··· Available data ···
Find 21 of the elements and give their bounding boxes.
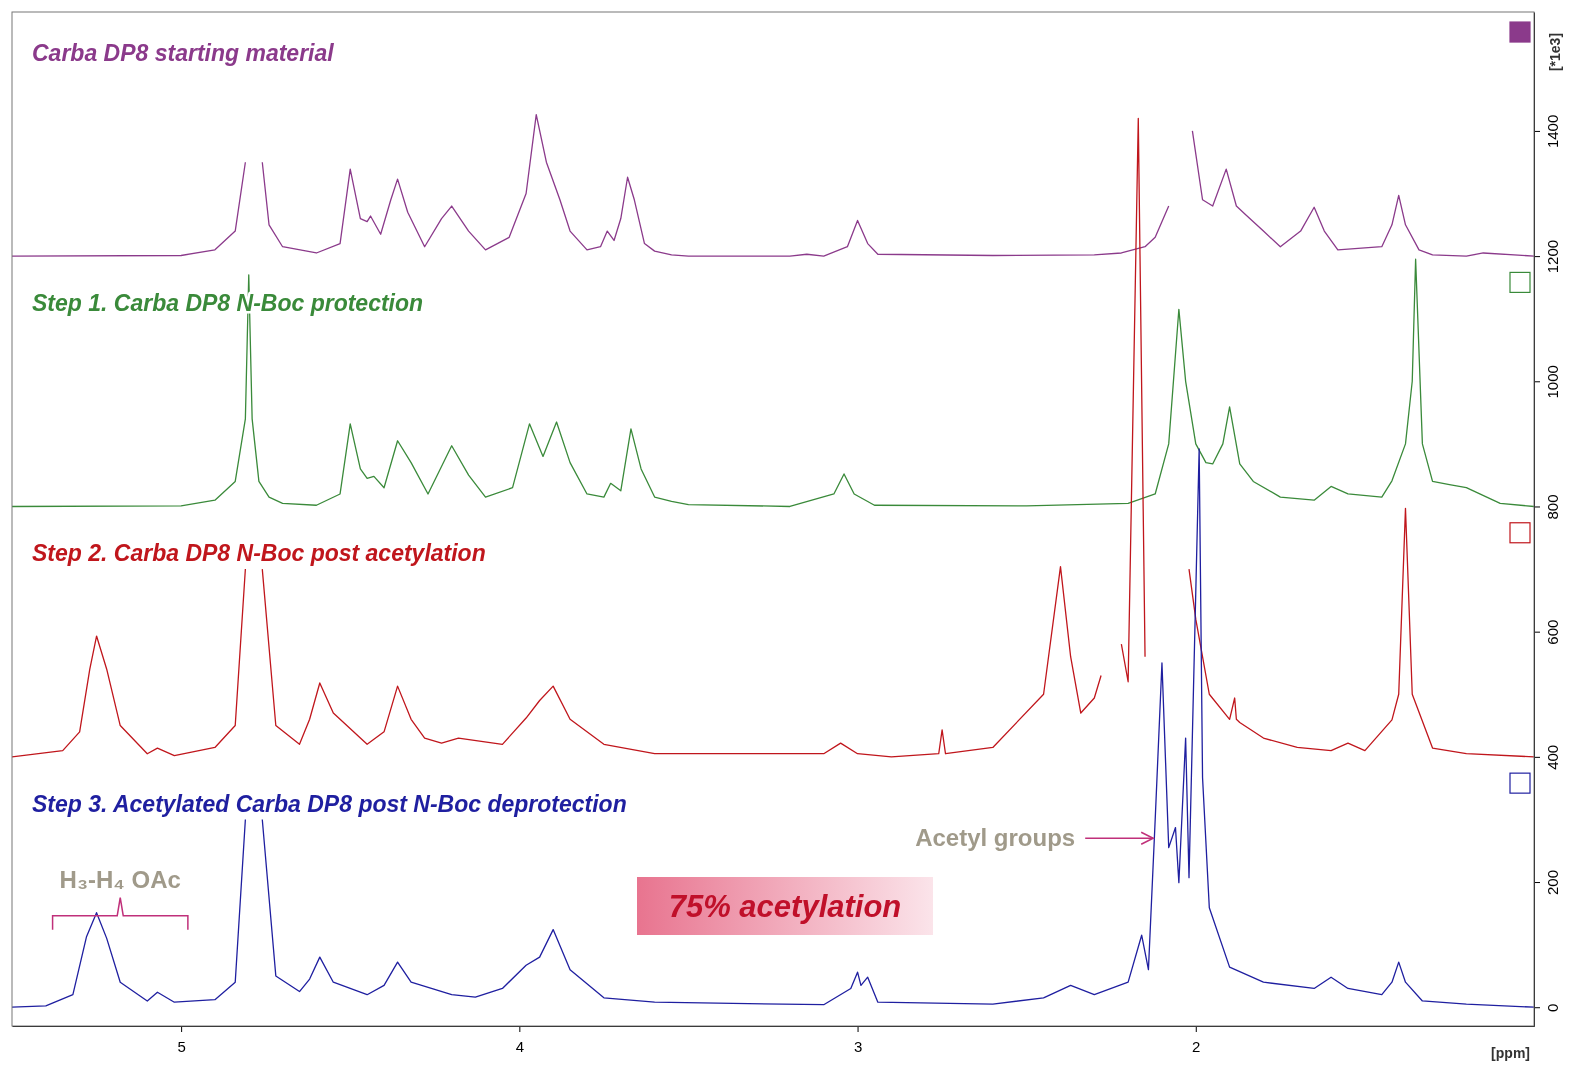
y-tick-label: 800 [1544,494,1561,520]
annotation: Acetyl groups [915,824,1076,852]
x-axis-title: [ppm] [1491,1045,1530,1061]
series-label: Step 2. Carba DP8 N-Boc post acetylation [32,540,486,567]
y-tick-label: 200 [1544,870,1561,896]
y-tick-label: 1000 [1544,365,1561,399]
text: Step 3. Acetylated Carba DP8 post N-Boc deprotection [32,790,627,817]
text: Carba DP8 starting material [32,39,335,66]
x-tick-label: 5 [177,1037,186,1055]
line-series [12,258,1534,508]
x-tick-label: 3 [853,1037,863,1055]
y-tick-label: 1400 [1544,114,1561,149]
x-tick-label: 4 [515,1037,525,1055]
annotation: H₃-H₄ OAc [59,865,181,893]
annotation: 75% acetylation [668,889,902,924]
y-axis-title: [*1e3] [1547,32,1563,72]
x-tick-label: 2 [1192,1037,1201,1055]
y-tick-label: 0 [1544,1003,1561,1012]
y-tick-label: 400 [1544,744,1561,770]
y-tick-label: 600 [1544,619,1561,645]
y-tick-label: 1200 [1544,239,1561,274]
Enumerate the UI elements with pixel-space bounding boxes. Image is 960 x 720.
···
* **Task prompt**
Put the lines of the records above into a JSON list of strings, one string per line, with blank lines omitted. Leave the pictures out of the answer.

* **Answer for the task**
[
  "Find 21 of the elements and give their bounding boxes.",
  "y-tick-label: 800 [1544,494,1561,520]",
  "annotation: Acetyl groups [915,824,1076,852]",
  "x-axis-title: [ppm] [1491,1045,1530,1061]",
  "series-label: Step 2. Carba DP8 N-Boc post acetylation [32,540,486,567]",
  "y-tick-label: 200 [1544,870,1561,896]",
  "y-tick-label: 1000 [1544,365,1561,399]",
  "text: Step 3. Acetylated Carba DP8 post N-Boc deprotection [32,790,627,817]",
  "text: Carba DP8 starting material [32,39,335,66]",
  "x-tick-label: 5 [177,1037,186,1055]",
  "line-series [12,258,1534,508]",
  "x-tick-label: 3 [853,1037,863,1055]",
  "y-tick-label: 1400 [1544,114,1561,149]",
  "x-tick-label: 4 [515,1037,525,1055]",
  "annotation: H₃-H₄ OAc [59,865,181,893]",
  "annotation: 75% acetylation [668,889,902,924]",
  "y-axis-title: [*1e3] [1547,32,1563,72]",
  "x-tick-label: 2 [1192,1037,1201,1055]",
  "y-tick-label: 0 [1544,1003,1561,1012]",
  "y-tick-label: 400 [1544,744,1561,770]",
  "y-tick-label: 600 [1544,619,1561,645]",
  "y-tick-label: 1200 [1544,239,1561,274]",
  "Enumerate the UI elements with pixel-space bounding boxes. Image is 960 x 720."
]